(DOCUMENT PASSAGE Opens)
For more than a decade scientists from the National Oceanography Centre in Southampton have been travelling to the subtropical Atlantic to collect data that provide important information about our changing climate. Just 15 miles from the sandy shores and coral reefs of the Bahamas the ocean floor plunges down to depths of over two-and-a-half miles. Along this steep slope dozens of sensitive instruments, known as the RAPID array, are deployed to monitor the currents that bring water as cold as 2°C from the far north of the ocean. In return, warm waters flow north at the ocean surface. It is the difference in temperature that provides the heat which affects our climate.
Heat is not the only important quantity carried by these currents. Huge quantities of carbon dioxide (CO2) is also being transported. The cooling of northward-flowing surface waters and intense biological activity in the North Atlantic lead to a strong reduction in concentrations of carbon dioxide at the surface. Together these drive the absorption of CO2 from the atmosphere prior to the waters sinking and returning southwards at depth, flowing past the Bahamas approximately ten years later. The CO2 derived from human activities, such as the burning of fossil fuels, is also taken up as part of this process. In fact, the oceans now remove approximately a quarter of all human-derived CO2, thus slowing the rate of greenhouse gas driven climate change. This year the team from the NOC will for the first time be retrieving data on the transport of carbon dioxide. As global temperatures increase and the oceans become warmer and more acidic, less carbon dioxide will be absorbed by the oceans. These new measurements will help us understand how fast these changes are happening and enable improvements in our capability to predict our climate.
(DOCUMENT PASSAGE Closes)
(SUPPLIED RECORDS Opens)
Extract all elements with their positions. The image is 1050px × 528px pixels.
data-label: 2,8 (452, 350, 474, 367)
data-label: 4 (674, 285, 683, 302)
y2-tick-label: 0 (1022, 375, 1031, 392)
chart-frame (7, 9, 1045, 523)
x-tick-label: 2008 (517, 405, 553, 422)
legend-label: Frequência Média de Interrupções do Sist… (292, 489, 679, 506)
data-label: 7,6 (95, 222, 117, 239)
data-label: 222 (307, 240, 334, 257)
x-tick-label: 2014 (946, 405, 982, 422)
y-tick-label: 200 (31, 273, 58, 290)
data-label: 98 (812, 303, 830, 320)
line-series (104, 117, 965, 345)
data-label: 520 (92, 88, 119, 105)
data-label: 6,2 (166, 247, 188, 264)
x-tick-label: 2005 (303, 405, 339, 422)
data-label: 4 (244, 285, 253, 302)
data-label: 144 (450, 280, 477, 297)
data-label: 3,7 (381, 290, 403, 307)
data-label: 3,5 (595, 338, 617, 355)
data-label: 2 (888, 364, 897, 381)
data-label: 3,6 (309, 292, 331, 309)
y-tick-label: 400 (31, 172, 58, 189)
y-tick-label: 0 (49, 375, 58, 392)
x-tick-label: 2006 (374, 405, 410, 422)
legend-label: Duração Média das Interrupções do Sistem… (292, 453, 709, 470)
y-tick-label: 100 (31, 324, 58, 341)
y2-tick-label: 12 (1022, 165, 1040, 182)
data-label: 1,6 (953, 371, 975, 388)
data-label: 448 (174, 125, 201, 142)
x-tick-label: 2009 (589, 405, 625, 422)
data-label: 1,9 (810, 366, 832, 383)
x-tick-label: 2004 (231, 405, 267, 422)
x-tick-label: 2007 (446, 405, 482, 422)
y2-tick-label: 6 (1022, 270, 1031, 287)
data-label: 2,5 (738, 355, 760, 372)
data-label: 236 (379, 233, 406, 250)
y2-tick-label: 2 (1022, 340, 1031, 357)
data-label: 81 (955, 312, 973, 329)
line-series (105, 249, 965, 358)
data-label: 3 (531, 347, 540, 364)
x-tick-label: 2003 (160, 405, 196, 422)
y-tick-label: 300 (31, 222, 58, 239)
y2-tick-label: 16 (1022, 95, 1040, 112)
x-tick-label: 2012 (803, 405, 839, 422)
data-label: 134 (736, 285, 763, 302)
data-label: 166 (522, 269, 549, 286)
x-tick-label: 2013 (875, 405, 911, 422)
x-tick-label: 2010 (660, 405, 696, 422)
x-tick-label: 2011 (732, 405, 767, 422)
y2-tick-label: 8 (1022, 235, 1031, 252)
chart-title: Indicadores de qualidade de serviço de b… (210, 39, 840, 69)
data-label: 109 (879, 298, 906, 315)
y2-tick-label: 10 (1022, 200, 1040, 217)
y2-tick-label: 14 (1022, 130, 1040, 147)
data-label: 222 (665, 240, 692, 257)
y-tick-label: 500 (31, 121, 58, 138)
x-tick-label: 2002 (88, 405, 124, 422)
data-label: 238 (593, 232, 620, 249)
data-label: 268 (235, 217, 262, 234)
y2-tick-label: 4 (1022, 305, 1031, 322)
(SUPPLIED RECORDS Closes)
DIRECTIONS
• a. Do these statements agree with the Atlantic currents passage? Answer yes or no for each, quoting the words that decide it. (i) The deep currents monitored by the RAPID array carry water as cold as 2°C. (ii) The oceans now remove about half of all human-derived CO2. (iii) As the oceans become warmer and more acidic, they will absorb more carbon dioxide.
• b. Please translate this sentence from the Atlantic currents passage into Spanish: "This year the team from the NOC will for the first time be retrieving data on the transport of carbon dioxide."

OUTPUTS IN ORDER
• a.
(i) Yes: "bring water as cold as 2°C from the far north of the ocean"
(ii) No: "the oceans now remove approximately a quarter of all human-derived CO2"
(iii) No: "less carbon dioxide will be absorbed by the oceans"

• b. Este año, el equipo del NOC obtendrá por primera vez datos sobre el transporte de dióxido de carbono.